DIRECTIVE: Going through the material below, please gather all lines with the word "tematyką" in them.

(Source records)
_____

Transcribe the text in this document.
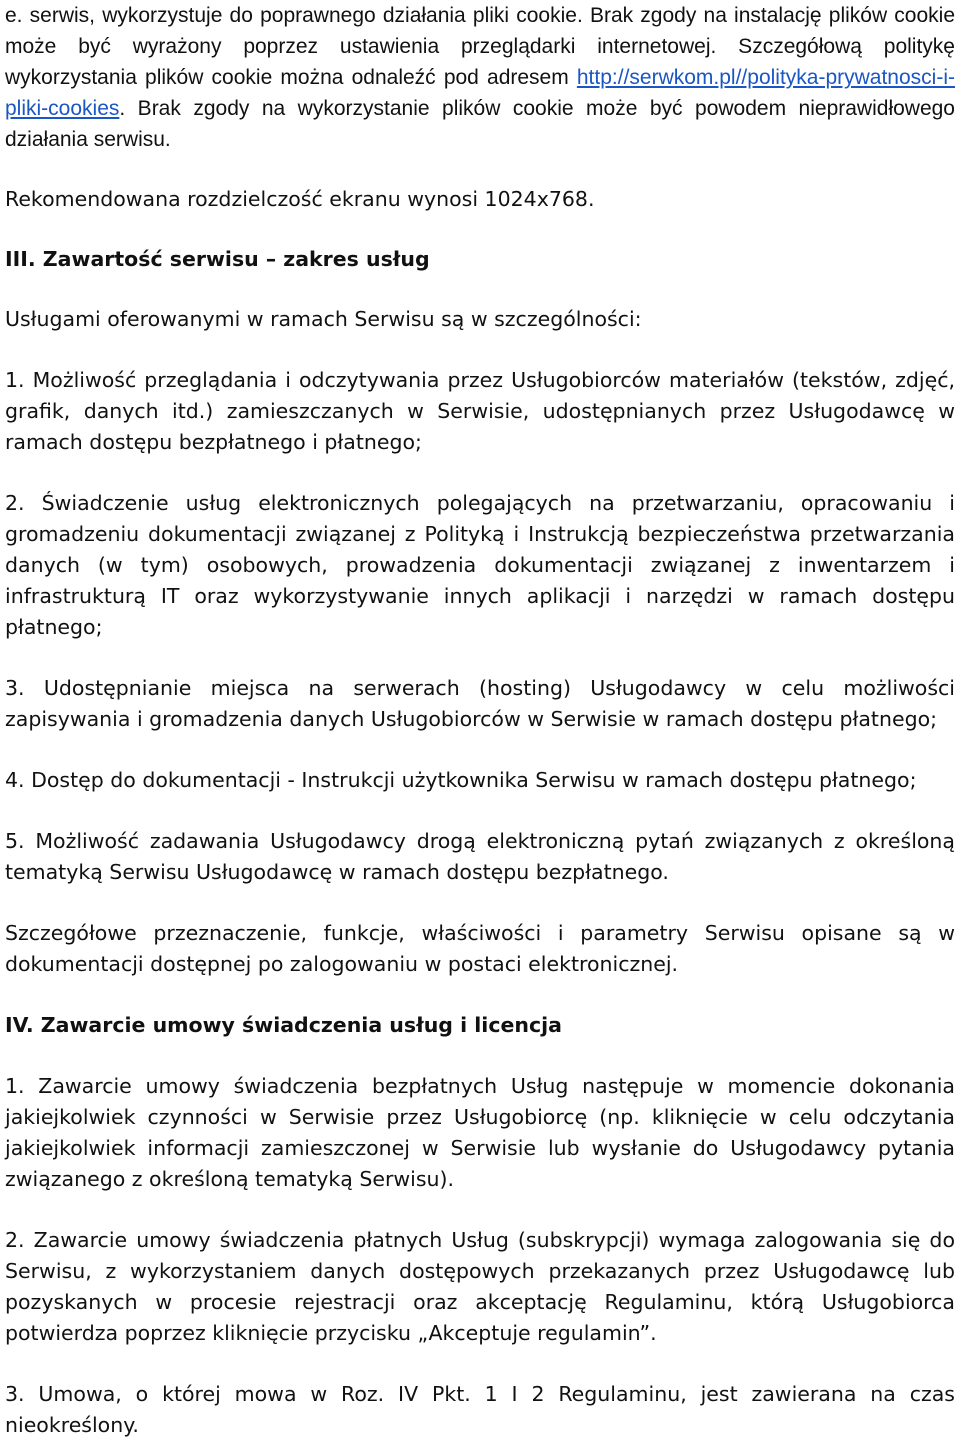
e. serwis, wykorzystuje do poprawnego działania pliki cookie. Brak zgody na instalację plików cookie może być wyrażony poprzez ustawienia przeglądarki internetowej. Szczegółową politykę wykorzystania plików cookie można odnaleźć pod adresem http://serwkom.pl//polityka-prywatnosci-i-pliki-cookies. Brak zgody na wykorzystanie plików cookie może być powodem nieprawidłowego działania serwisu.

Rekomendowana rozdzielczość ekranu wynosi 1024x768.

III. Zawartość serwisu – zakres usług

Usługami oferowanymi w ramach Serwisu są w szczególności:

1. Możliwość przeglądania i odczytywania przez Usługobiorców materiałów (tekstów, zdjęć, grafik, danych itd.) zamieszczanych w Serwisie, udostępnianych przez Usługodawcę w ramach dostępu bezpłatnego i płatnego;

2. Świadczenie usług elektronicznych polegających na przetwarzaniu, opracowaniu i gromadzeniu dokumentacji związanej z Polityką i Instrukcją bezpieczeństwa przetwarzania danych (w tym) osobowych, prowadzenia dokumentacji związanej z inwentarzem i infrastrukturą IT oraz wykorzystywanie innych aplikacji i narzędzi w ramach dostępu płatnego;

3. Udostępnianie miejsca na serwerach (hosting) Usługodawcy w celu możliwości zapisywania i gromadzenia danych Usługobiorców w Serwisie w ramach dostępu płatnego;

4. Dostęp do dokumentacji - Instrukcji użytkownika Serwisu w ramach dostępu płatnego;

5. Możliwość zadawania Usługodawcy drogą elektroniczną pytań związanych z określoną tematyką Serwisu Usługodawcę w ramach dostępu bezpłatnego.

Szczegółowe przeznaczenie, funkcje, właściwości i parametry Serwisu opisane są w dokumentacji dostępnej po zalogowaniu w postaci elektronicznej.

IV. Zawarcie umowy świadczenia usług i licencja

1. Zawarcie umowy świadczenia bezpłatnych Usług następuje w momencie dokonania jakiejkolwiek czynności w Serwisie przez Usługobiorcę (np. kliknięcie w celu odczytania jakiejkolwiek informacji zamieszczonej w Serwisie lub wysłanie do Usługodawcy pytania związanego z określoną tematyką Serwisu).

2. Zawarcie umowy świadczenia płatnych Usług (subskrypcji) wymaga zalogowania się do Serwisu, z wykorzystaniem danych dostępowych przekazanych przez Usługodawcę lub pozyskanych w procesie rejestracji oraz akceptację Regulaminu, którą Usługobiorca potwierdza poprzez kliknięcie przycisku „Akceptuje regulamin”.

3. Umowa, o której mowa w Roz. IV Pkt. 1 I 2 Regulaminu, jest zawierana na czas nieokreślony.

_____

SOLUTION TO THIS TASK:
5. Możliwość zadawania Usługodawcy drogą elektroniczną pytań związanych z określoną tematyką Serwisu Usługodawcę w ramach dostępu bezpłatnego.
1. Zawarcie umowy świadczenia bezpłatnych Usług następuje w momencie dokonania jakiejkolwiek czynności w Serwisie przez Usługobiorcę (np. kliknięcie w celu odczytania jakiejkolwiek informacji zamieszczonej w Serwisie lub wysłanie do Usługodawcy pytania związanego z określoną tematyką Serwisu).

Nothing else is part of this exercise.